■ EXERCISE GOAL: Extract all lines containing "xlabel".

----

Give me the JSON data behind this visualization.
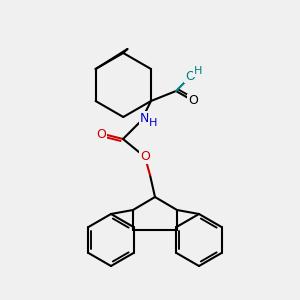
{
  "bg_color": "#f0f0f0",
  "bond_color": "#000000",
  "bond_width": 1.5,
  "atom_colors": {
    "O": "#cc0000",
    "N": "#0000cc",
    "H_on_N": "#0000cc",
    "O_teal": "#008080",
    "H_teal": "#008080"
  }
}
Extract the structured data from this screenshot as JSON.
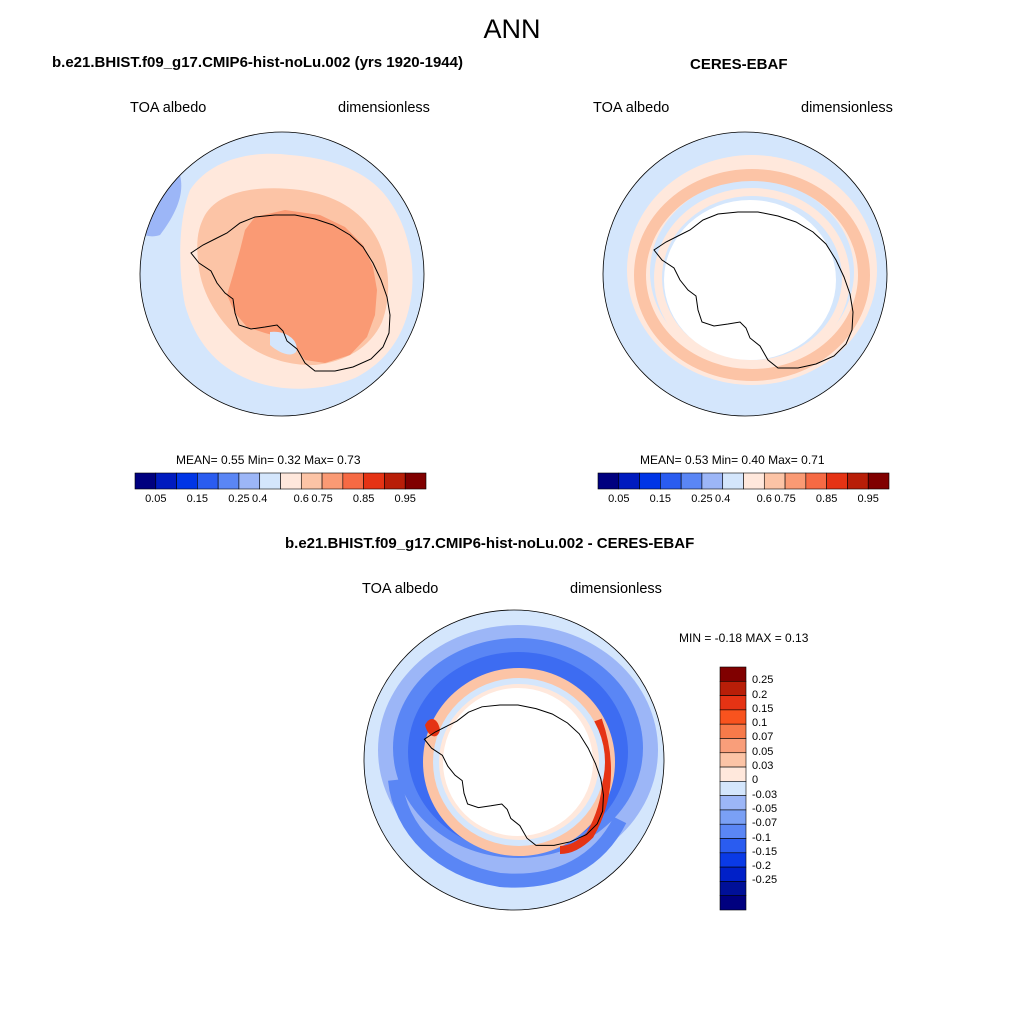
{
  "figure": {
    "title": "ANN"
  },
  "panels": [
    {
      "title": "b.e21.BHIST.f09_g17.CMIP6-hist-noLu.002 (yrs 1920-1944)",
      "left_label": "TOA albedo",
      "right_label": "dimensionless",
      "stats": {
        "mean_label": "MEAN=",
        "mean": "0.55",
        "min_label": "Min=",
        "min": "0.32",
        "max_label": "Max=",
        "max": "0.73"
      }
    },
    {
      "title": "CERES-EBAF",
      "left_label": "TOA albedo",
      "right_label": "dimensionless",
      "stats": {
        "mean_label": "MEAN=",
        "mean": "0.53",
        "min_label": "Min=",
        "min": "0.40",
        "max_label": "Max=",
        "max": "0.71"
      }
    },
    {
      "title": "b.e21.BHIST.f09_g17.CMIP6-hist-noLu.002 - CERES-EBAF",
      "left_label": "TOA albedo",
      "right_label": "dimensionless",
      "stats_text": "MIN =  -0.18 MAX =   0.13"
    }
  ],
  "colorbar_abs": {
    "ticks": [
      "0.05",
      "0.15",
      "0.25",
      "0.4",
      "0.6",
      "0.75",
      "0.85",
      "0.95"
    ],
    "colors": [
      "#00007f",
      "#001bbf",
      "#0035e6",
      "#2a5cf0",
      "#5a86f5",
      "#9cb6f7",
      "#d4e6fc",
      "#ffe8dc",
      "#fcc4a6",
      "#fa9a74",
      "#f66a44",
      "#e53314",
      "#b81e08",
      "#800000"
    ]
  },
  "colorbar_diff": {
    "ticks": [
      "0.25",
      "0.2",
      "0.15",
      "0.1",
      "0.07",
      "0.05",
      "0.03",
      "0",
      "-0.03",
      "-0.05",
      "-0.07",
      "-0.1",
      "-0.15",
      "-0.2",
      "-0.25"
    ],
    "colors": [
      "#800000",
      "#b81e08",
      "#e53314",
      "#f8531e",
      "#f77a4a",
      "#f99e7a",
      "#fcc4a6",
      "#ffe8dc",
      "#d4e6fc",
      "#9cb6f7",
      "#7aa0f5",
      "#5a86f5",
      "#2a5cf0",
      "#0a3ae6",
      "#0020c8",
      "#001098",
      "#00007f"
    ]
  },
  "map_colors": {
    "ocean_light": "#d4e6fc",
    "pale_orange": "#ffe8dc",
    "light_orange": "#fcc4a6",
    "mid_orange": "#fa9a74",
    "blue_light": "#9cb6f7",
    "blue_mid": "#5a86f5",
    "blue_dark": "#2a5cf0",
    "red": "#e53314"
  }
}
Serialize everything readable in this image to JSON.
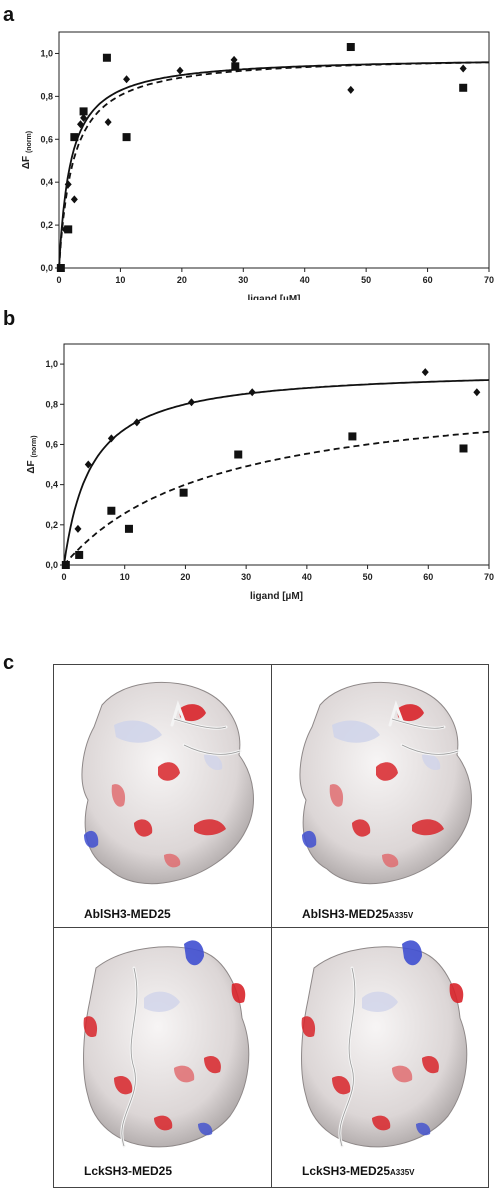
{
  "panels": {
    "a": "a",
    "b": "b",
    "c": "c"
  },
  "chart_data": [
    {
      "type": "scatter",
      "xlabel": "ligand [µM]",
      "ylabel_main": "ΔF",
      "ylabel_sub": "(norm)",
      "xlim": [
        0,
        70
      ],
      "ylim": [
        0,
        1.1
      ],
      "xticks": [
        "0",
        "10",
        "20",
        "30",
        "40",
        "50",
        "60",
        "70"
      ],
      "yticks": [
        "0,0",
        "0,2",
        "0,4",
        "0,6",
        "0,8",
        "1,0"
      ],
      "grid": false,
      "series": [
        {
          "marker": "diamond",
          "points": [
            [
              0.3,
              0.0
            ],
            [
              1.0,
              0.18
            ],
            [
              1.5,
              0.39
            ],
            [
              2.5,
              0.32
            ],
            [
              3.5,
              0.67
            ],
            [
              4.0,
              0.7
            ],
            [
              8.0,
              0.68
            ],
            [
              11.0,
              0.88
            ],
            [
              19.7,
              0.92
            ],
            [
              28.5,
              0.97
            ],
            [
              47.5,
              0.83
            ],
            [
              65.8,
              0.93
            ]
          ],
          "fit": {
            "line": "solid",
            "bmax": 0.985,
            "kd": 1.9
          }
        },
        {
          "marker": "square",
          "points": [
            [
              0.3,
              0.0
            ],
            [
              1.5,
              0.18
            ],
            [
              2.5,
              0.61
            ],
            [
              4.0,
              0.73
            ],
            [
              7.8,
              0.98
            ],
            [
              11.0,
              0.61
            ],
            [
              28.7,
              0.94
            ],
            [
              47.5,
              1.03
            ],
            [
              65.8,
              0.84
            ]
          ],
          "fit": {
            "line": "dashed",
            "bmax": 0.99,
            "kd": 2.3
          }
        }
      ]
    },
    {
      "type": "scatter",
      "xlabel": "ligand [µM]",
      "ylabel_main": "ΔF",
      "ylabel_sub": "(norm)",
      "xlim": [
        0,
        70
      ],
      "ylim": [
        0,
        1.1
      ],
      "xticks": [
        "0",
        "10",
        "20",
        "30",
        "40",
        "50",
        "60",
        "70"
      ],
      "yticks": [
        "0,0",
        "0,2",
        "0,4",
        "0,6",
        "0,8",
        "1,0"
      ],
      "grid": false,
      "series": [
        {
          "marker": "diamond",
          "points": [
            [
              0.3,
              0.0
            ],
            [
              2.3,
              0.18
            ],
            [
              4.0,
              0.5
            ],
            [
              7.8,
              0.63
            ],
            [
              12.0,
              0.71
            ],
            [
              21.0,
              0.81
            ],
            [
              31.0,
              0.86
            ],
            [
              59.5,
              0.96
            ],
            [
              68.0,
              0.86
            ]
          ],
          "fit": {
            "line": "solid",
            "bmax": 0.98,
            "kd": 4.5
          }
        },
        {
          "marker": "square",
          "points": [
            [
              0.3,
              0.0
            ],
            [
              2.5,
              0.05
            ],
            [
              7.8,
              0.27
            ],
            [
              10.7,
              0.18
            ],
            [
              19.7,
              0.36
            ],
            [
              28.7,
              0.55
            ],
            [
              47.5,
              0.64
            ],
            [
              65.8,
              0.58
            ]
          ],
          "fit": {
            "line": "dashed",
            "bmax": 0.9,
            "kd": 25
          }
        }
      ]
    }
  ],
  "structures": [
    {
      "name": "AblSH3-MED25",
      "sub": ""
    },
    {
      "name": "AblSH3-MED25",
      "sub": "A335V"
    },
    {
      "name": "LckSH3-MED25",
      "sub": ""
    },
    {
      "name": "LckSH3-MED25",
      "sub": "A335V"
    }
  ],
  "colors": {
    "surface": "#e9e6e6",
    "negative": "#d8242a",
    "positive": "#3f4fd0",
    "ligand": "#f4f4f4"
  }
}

----

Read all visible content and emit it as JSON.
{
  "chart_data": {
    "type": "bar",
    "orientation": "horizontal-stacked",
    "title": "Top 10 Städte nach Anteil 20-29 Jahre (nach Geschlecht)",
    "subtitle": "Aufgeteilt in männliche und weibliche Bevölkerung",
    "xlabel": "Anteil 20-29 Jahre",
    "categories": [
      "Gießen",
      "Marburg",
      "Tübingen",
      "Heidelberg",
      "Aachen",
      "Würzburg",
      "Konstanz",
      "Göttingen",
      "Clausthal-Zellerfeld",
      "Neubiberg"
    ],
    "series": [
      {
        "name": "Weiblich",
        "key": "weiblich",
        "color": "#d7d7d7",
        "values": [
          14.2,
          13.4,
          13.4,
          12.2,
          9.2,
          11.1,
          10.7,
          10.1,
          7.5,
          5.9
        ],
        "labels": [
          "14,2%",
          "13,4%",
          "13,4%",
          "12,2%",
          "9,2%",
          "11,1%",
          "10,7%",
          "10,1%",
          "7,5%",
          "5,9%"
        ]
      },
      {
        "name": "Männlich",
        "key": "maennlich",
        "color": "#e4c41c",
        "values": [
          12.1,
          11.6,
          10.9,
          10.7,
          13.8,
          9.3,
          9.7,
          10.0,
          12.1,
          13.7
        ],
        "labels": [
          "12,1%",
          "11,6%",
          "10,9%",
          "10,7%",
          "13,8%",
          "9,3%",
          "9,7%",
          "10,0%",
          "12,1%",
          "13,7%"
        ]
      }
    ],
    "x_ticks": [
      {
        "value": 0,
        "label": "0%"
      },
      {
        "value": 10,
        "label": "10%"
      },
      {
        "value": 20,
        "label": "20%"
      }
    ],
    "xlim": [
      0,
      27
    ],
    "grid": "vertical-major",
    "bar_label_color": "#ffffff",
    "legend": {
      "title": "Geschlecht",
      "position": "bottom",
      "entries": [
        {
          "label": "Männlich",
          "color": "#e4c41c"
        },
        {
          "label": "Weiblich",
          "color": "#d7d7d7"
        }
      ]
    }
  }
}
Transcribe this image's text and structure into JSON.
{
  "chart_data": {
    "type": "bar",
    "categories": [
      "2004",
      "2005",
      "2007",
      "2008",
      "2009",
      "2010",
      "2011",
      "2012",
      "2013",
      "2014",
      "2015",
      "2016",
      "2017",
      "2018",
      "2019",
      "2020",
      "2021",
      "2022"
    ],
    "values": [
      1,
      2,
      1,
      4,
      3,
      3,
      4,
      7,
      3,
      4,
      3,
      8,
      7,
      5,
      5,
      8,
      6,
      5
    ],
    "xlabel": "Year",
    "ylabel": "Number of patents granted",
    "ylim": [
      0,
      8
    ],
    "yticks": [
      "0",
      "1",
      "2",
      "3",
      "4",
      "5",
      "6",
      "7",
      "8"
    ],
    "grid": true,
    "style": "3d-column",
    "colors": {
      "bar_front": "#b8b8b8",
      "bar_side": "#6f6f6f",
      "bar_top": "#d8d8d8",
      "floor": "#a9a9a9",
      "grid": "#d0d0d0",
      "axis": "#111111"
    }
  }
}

----

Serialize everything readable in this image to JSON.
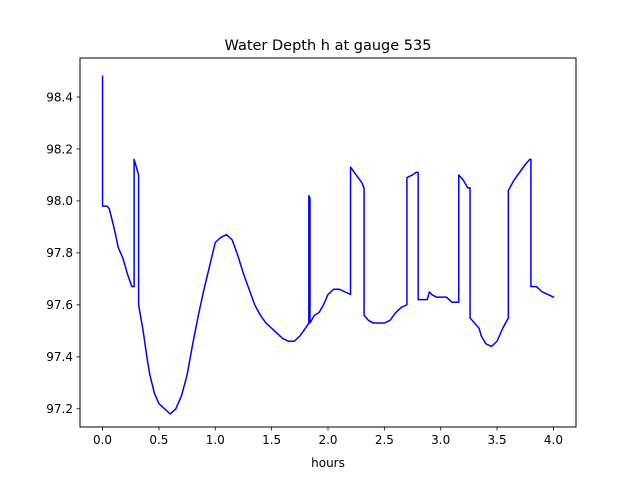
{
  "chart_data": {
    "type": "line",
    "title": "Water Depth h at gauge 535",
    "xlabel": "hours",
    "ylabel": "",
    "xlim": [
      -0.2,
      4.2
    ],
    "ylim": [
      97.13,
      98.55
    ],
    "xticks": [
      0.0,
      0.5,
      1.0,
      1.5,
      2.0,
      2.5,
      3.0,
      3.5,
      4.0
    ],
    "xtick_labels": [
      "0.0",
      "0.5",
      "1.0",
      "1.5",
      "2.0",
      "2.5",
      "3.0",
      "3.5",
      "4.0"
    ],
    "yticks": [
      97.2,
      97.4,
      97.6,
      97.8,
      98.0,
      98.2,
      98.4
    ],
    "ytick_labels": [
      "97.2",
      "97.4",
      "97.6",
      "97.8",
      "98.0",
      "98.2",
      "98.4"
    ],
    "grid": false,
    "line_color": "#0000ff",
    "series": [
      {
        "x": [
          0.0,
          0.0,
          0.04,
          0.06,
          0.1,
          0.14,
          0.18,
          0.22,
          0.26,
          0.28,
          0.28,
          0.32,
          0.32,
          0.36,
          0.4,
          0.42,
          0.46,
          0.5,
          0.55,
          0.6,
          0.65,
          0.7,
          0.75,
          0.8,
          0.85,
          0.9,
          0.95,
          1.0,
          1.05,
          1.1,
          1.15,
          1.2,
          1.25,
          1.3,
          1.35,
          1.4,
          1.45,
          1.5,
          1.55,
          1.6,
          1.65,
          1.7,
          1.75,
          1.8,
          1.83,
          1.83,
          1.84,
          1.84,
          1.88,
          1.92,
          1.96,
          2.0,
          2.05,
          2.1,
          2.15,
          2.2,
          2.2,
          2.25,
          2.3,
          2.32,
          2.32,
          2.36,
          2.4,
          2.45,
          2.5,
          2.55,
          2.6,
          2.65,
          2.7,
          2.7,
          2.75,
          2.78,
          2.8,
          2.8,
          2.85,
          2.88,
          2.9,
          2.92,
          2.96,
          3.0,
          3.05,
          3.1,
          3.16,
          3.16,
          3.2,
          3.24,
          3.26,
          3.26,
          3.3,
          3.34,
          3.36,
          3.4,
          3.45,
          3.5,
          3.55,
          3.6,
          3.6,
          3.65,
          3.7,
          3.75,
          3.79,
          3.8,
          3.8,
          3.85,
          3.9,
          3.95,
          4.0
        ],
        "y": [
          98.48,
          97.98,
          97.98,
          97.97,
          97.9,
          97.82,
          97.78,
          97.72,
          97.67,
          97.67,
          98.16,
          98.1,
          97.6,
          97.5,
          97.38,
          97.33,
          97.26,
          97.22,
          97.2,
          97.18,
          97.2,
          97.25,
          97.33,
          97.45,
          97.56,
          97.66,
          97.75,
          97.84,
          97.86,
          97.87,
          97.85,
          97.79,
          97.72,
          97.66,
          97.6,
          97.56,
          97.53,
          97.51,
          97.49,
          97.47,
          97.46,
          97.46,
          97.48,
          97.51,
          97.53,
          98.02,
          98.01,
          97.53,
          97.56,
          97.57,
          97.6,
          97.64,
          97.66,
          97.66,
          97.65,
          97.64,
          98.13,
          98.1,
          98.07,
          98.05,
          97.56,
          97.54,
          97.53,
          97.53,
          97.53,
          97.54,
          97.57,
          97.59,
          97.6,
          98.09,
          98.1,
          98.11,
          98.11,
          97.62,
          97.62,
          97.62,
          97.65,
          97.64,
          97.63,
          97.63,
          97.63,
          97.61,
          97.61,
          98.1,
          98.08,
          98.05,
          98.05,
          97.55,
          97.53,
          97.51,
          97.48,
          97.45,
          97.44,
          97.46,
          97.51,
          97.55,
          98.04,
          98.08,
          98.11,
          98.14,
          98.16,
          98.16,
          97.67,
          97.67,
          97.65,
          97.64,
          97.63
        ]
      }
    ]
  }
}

----

■ SOLUTION FOR THIS EXERCISE:
      "xlabel": "ligand [µM]",
      "xlabel": "ligand [µM]",
    "xlabel": "Anteil 20-29 Jahre",
    "xlabel": "Year",
    "xlabel": "hours",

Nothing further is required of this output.